● **Exercise**:
For each line below that includes the word "ylabel", make a copy.

Figure dataset records:

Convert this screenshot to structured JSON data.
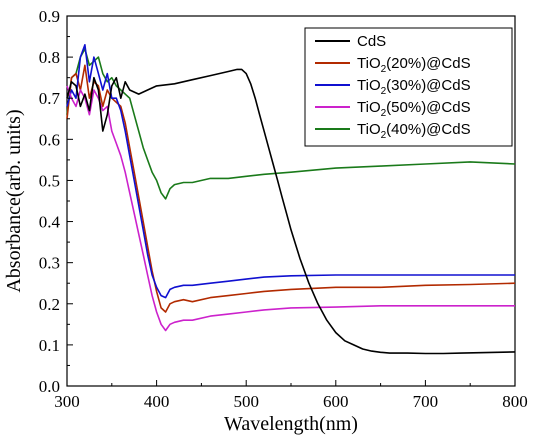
{
  "chart_data": {
    "type": "line",
    "xlabel": "Wavelength(nm)",
    "ylabel": "Absorbance(arb. units)",
    "xlim": [
      300,
      800
    ],
    "ylim": [
      0.0,
      0.9
    ],
    "xticks": [
      300,
      400,
      500,
      600,
      700,
      800
    ],
    "yticks": [
      0.0,
      0.1,
      0.2,
      0.3,
      0.4,
      0.5,
      0.6,
      0.7,
      0.8,
      0.9
    ],
    "legend_position": "top-right",
    "series": [
      {
        "name": "CdS",
        "color": "#000000",
        "x": [
          300,
          305,
          310,
          315,
          320,
          325,
          330,
          335,
          340,
          345,
          350,
          355,
          360,
          365,
          370,
          380,
          390,
          400,
          420,
          440,
          460,
          480,
          490,
          495,
          500,
          505,
          510,
          515,
          520,
          525,
          530,
          535,
          540,
          545,
          550,
          560,
          570,
          580,
          590,
          600,
          610,
          620,
          630,
          640,
          650,
          660,
          680,
          700,
          720,
          740,
          760,
          780,
          800
        ],
        "y": [
          0.7,
          0.74,
          0.73,
          0.68,
          0.71,
          0.67,
          0.75,
          0.72,
          0.62,
          0.66,
          0.73,
          0.75,
          0.7,
          0.74,
          0.72,
          0.71,
          0.72,
          0.73,
          0.735,
          0.745,
          0.755,
          0.765,
          0.77,
          0.77,
          0.76,
          0.735,
          0.7,
          0.66,
          0.62,
          0.58,
          0.54,
          0.5,
          0.46,
          0.42,
          0.38,
          0.31,
          0.25,
          0.2,
          0.16,
          0.13,
          0.11,
          0.1,
          0.09,
          0.085,
          0.082,
          0.08,
          0.08,
          0.079,
          0.079,
          0.08,
          0.081,
          0.082,
          0.083
        ]
      },
      {
        "name": "TiO2(20%)@CdS",
        "color": "#b22a00",
        "x": [
          300,
          305,
          310,
          315,
          320,
          325,
          330,
          335,
          340,
          345,
          350,
          355,
          360,
          365,
          370,
          375,
          380,
          385,
          390,
          395,
          400,
          405,
          410,
          415,
          420,
          430,
          440,
          460,
          480,
          500,
          520,
          550,
          600,
          650,
          700,
          750,
          800
        ],
        "y": [
          0.65,
          0.75,
          0.76,
          0.72,
          0.78,
          0.7,
          0.74,
          0.73,
          0.68,
          0.72,
          0.7,
          0.69,
          0.68,
          0.64,
          0.58,
          0.52,
          0.46,
          0.4,
          0.34,
          0.28,
          0.23,
          0.19,
          0.18,
          0.2,
          0.205,
          0.21,
          0.205,
          0.215,
          0.22,
          0.225,
          0.23,
          0.235,
          0.24,
          0.24,
          0.245,
          0.247,
          0.25
        ]
      },
      {
        "name": "TiO2(30%)@CdS",
        "color": "#1010d0",
        "x": [
          300,
          305,
          310,
          315,
          320,
          325,
          330,
          335,
          340,
          345,
          350,
          355,
          360,
          365,
          370,
          375,
          380,
          385,
          390,
          395,
          400,
          405,
          410,
          415,
          420,
          430,
          440,
          460,
          480,
          500,
          520,
          550,
          600,
          650,
          700,
          750,
          800
        ],
        "y": [
          0.68,
          0.72,
          0.7,
          0.8,
          0.83,
          0.74,
          0.8,
          0.76,
          0.72,
          0.76,
          0.7,
          0.7,
          0.67,
          0.62,
          0.56,
          0.5,
          0.44,
          0.38,
          0.32,
          0.27,
          0.24,
          0.22,
          0.215,
          0.235,
          0.24,
          0.245,
          0.245,
          0.25,
          0.255,
          0.26,
          0.265,
          0.268,
          0.27,
          0.27,
          0.27,
          0.27,
          0.27
        ]
      },
      {
        "name": "TiO2(50%)@CdS",
        "color": "#cc22cc",
        "x": [
          300,
          305,
          310,
          315,
          320,
          325,
          330,
          335,
          340,
          345,
          350,
          355,
          360,
          365,
          370,
          375,
          380,
          385,
          390,
          395,
          400,
          405,
          410,
          415,
          420,
          430,
          440,
          460,
          480,
          500,
          520,
          550,
          600,
          650,
          700,
          750,
          800
        ],
        "y": [
          0.73,
          0.7,
          0.68,
          0.72,
          0.7,
          0.66,
          0.72,
          0.7,
          0.67,
          0.68,
          0.62,
          0.59,
          0.56,
          0.52,
          0.47,
          0.42,
          0.37,
          0.32,
          0.27,
          0.22,
          0.18,
          0.15,
          0.135,
          0.15,
          0.155,
          0.16,
          0.16,
          0.17,
          0.175,
          0.18,
          0.185,
          0.19,
          0.192,
          0.195,
          0.195,
          0.195,
          0.195
        ]
      },
      {
        "name": "TiO2(40%)@CdS",
        "color": "#1a7a1a",
        "x": [
          300,
          305,
          310,
          315,
          320,
          325,
          330,
          335,
          340,
          345,
          350,
          355,
          360,
          365,
          370,
          375,
          380,
          385,
          390,
          395,
          400,
          405,
          410,
          415,
          420,
          430,
          440,
          460,
          480,
          500,
          520,
          550,
          600,
          650,
          700,
          750,
          800
        ],
        "y": [
          0.66,
          0.75,
          0.76,
          0.8,
          0.82,
          0.78,
          0.79,
          0.8,
          0.76,
          0.74,
          0.75,
          0.73,
          0.72,
          0.71,
          0.7,
          0.66,
          0.62,
          0.58,
          0.55,
          0.52,
          0.5,
          0.47,
          0.455,
          0.48,
          0.49,
          0.495,
          0.495,
          0.505,
          0.505,
          0.51,
          0.515,
          0.52,
          0.53,
          0.535,
          0.54,
          0.545,
          0.54
        ]
      }
    ]
  },
  "legend": {
    "items": [
      {
        "prefix": "CdS",
        "sub": "",
        "suffix": ""
      },
      {
        "prefix": "TiO",
        "sub": "2",
        "suffix": "(20%)@CdS"
      },
      {
        "prefix": "TiO",
        "sub": "2",
        "suffix": "(30%)@CdS"
      },
      {
        "prefix": "TiO",
        "sub": "2",
        "suffix": "(50%)@CdS"
      },
      {
        "prefix": "TiO",
        "sub": "2",
        "suffix": "(40%)@CdS"
      }
    ]
  }
}
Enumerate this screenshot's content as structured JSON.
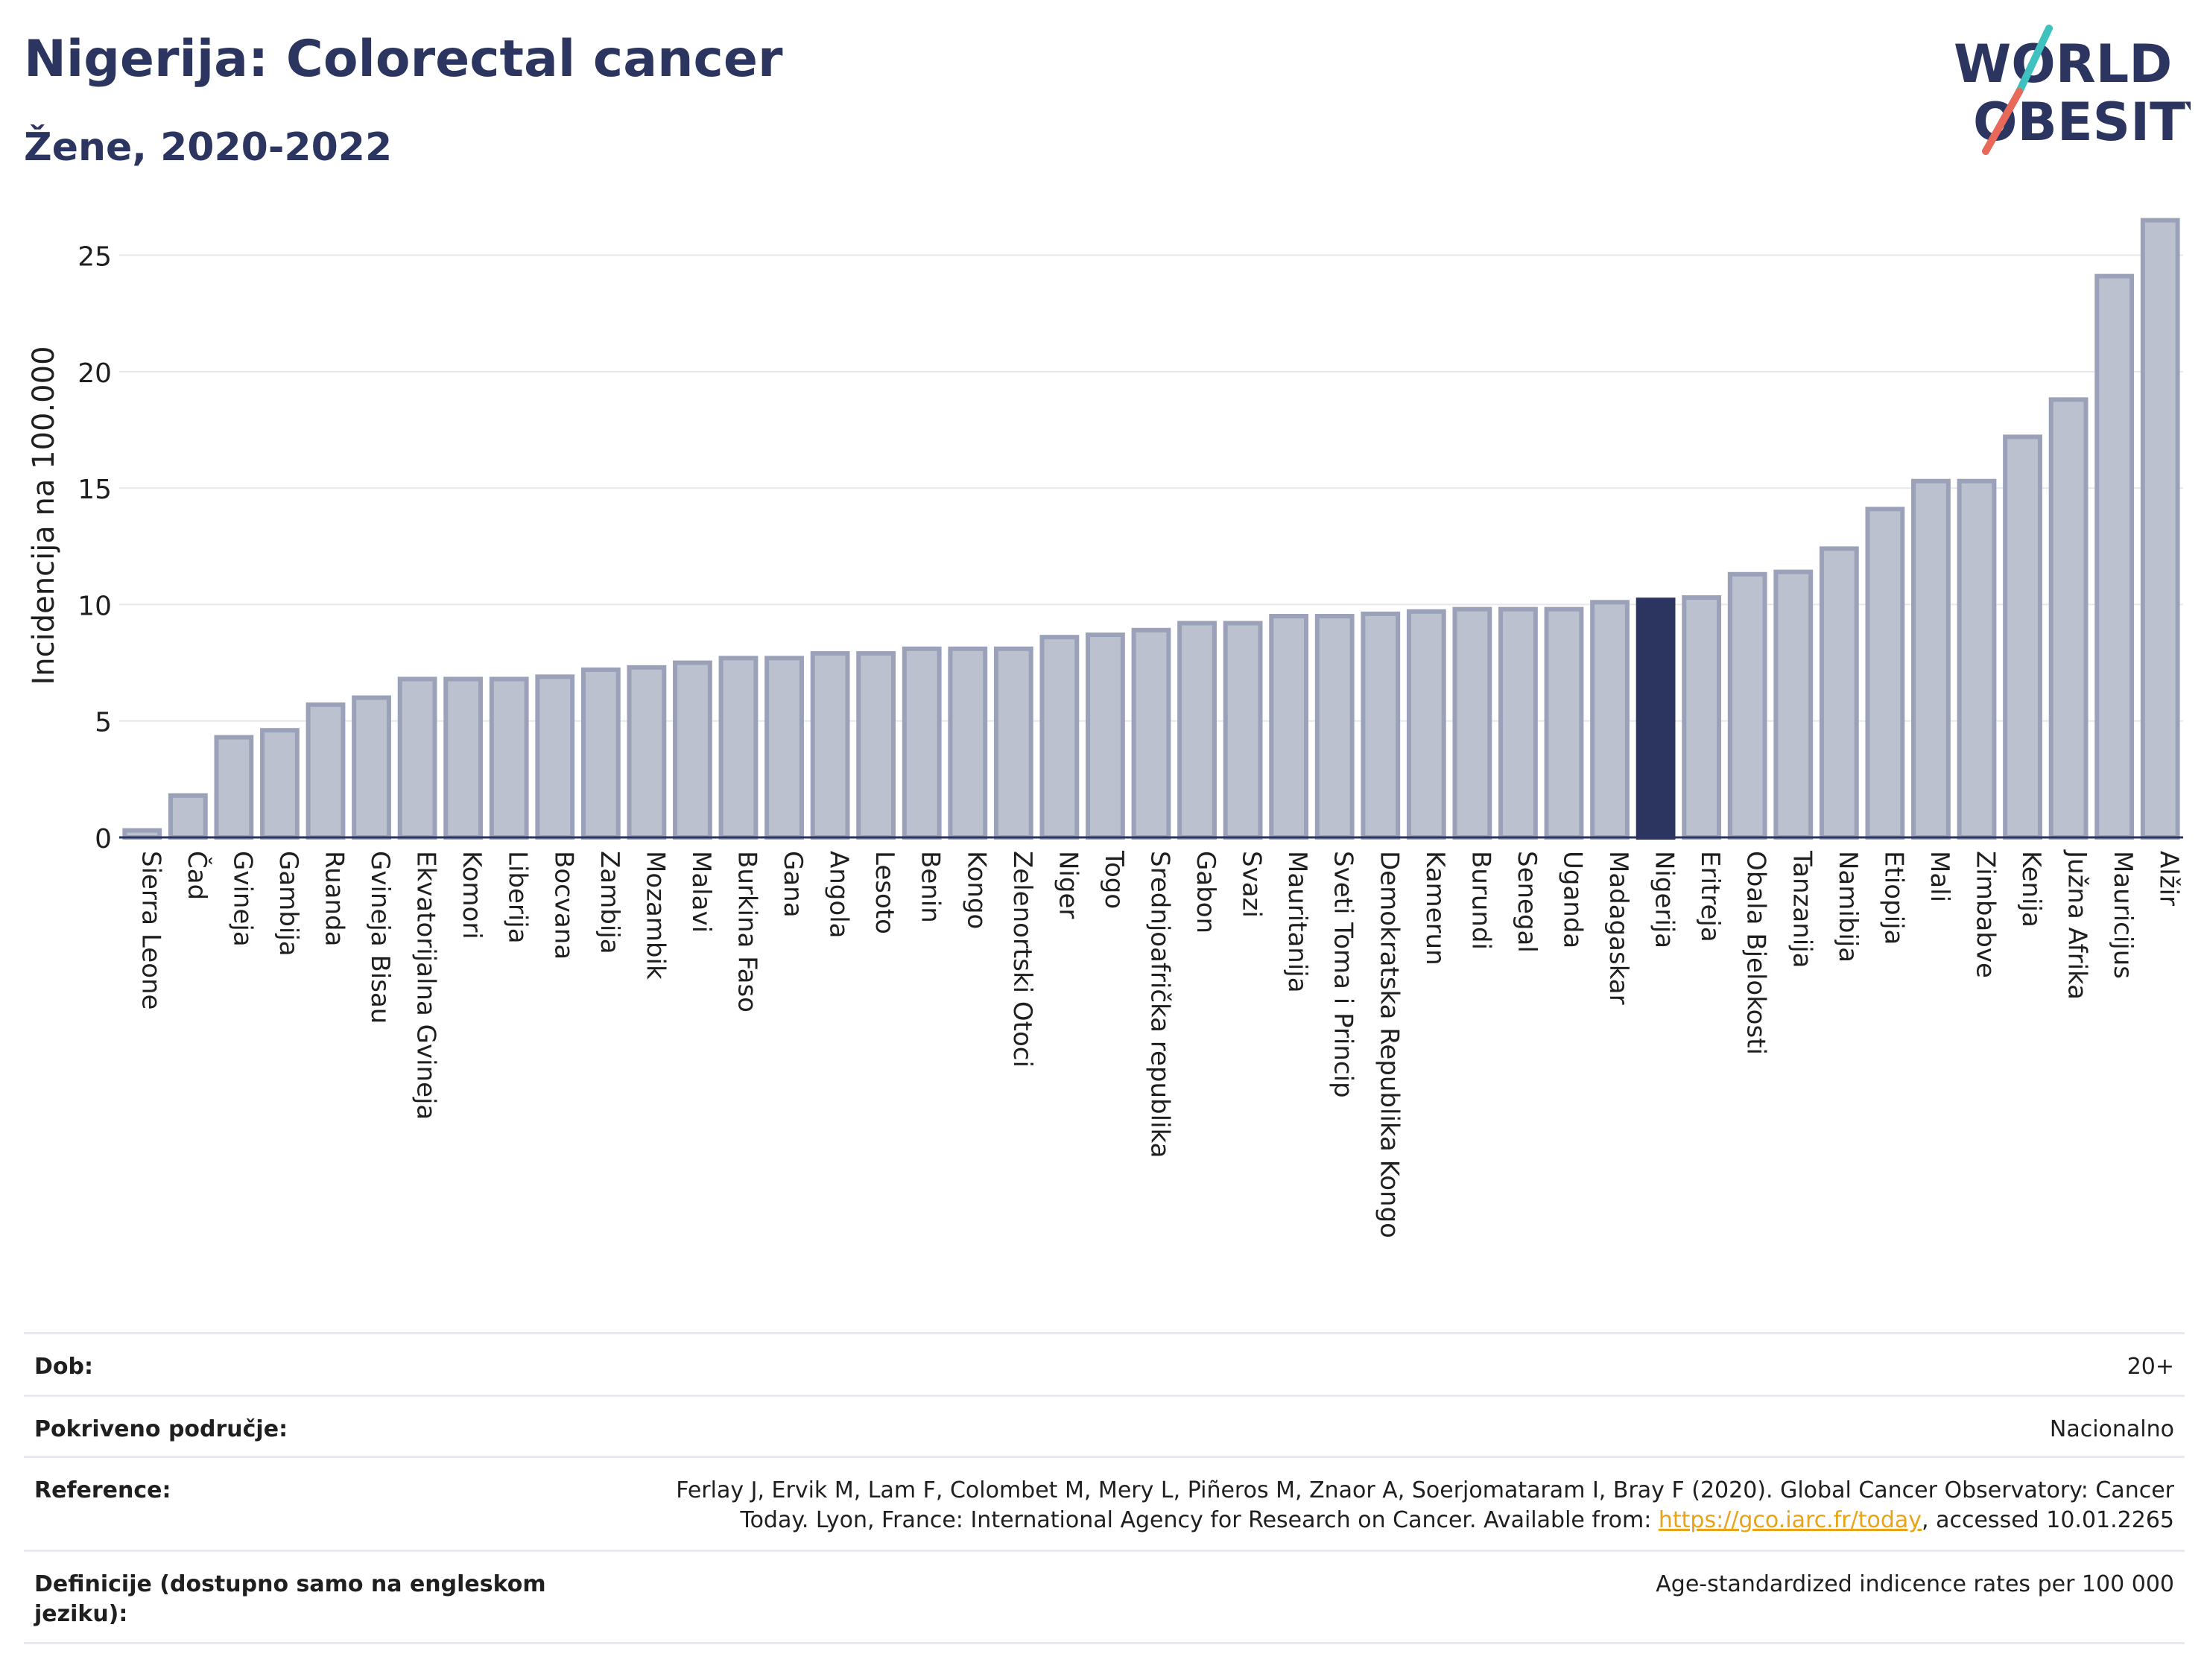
{
  "header": {
    "title": "Nigerija: Colorectal cancer",
    "subtitle": "Žene, 2020-2022"
  },
  "logo": {
    "line1": "WORLD",
    "line2": "OBESITY",
    "accent_teal": "#3fc1c0",
    "accent_red": "#e8695a"
  },
  "chart_data": {
    "type": "bar",
    "ylabel": "Incidencija na 100.000",
    "ylim": [
      0,
      27
    ],
    "yticks": [
      0,
      5,
      10,
      15,
      20,
      25
    ],
    "grid": true,
    "highlight": "Nigerija",
    "colors": {
      "bar": "#bcc1cf",
      "bar_edge": "#9aa1b8",
      "highlight": "#2b3560"
    },
    "categories": [
      "Sierra Leone",
      "Čad",
      "Gvineja",
      "Gambija",
      "Ruanda",
      "Gvineja Bisau",
      "Ekvatorijalna Gvineja",
      "Komori",
      "Liberija",
      "Bocvana",
      "Zambija",
      "Mozambik",
      "Malavi",
      "Burkina Faso",
      "Gana",
      "Angola",
      "Lesoto",
      "Benin",
      "Kongo",
      "Zelenortski Otoci",
      "Niger",
      "Togo",
      "Srednjoafrička republika",
      "Gabon",
      "Svazi",
      "Mauritanija",
      "Sveti Toma i Princip",
      "Demokratska Republika Kongo",
      "Kamerun",
      "Burundi",
      "Senegal",
      "Uganda",
      "Madagaskar",
      "Nigerija",
      "Eritreja",
      "Obala Bjelokosti",
      "Tanzanija",
      "Namibija",
      "Etiopija",
      "Mali",
      "Zimbabve",
      "Kenija",
      "Južna Afrika",
      "Mauricijus",
      "Alžir"
    ],
    "values": [
      0.3,
      1.8,
      4.3,
      4.6,
      5.7,
      6.0,
      6.8,
      6.8,
      6.8,
      6.9,
      7.2,
      7.3,
      7.5,
      7.7,
      7.7,
      7.9,
      7.9,
      8.1,
      8.1,
      8.1,
      8.6,
      8.7,
      8.9,
      9.2,
      9.2,
      9.5,
      9.5,
      9.6,
      9.7,
      9.8,
      9.8,
      9.8,
      10.1,
      10.2,
      10.3,
      11.3,
      11.4,
      12.4,
      14.1,
      15.3,
      15.3,
      17.2,
      18.8,
      24.1,
      26.5
    ]
  },
  "info": {
    "rows": [
      {
        "label": "Dob:",
        "value": "20+"
      },
      {
        "label": "Pokriveno područje:",
        "value": "Nacionalno"
      },
      {
        "label": "Reference:",
        "value_line1": "Ferlay J, Ervik M, Lam F, Colombet M, Mery L, Piñeros M, Znaor A, Soerjomataram I, Bray F (2020). Global Cancer Observatory: Cancer",
        "value_pre": "Today. Lyon, France: International Agency for Research on Cancer. Available from: ",
        "link": "https://gco.iarc.fr/today",
        "value_post": ", accessed 10.01.2265"
      },
      {
        "label_line1": "Definicije (dostupno samo na engleskom",
        "label_line2": "jeziku):",
        "value": "Age-standardized indicence rates per 100 000"
      }
    ]
  }
}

● **Task solution**:
    "ylabel": "Absorbance(arb. units)",
    "ylabel": "Incidencija na 100.000",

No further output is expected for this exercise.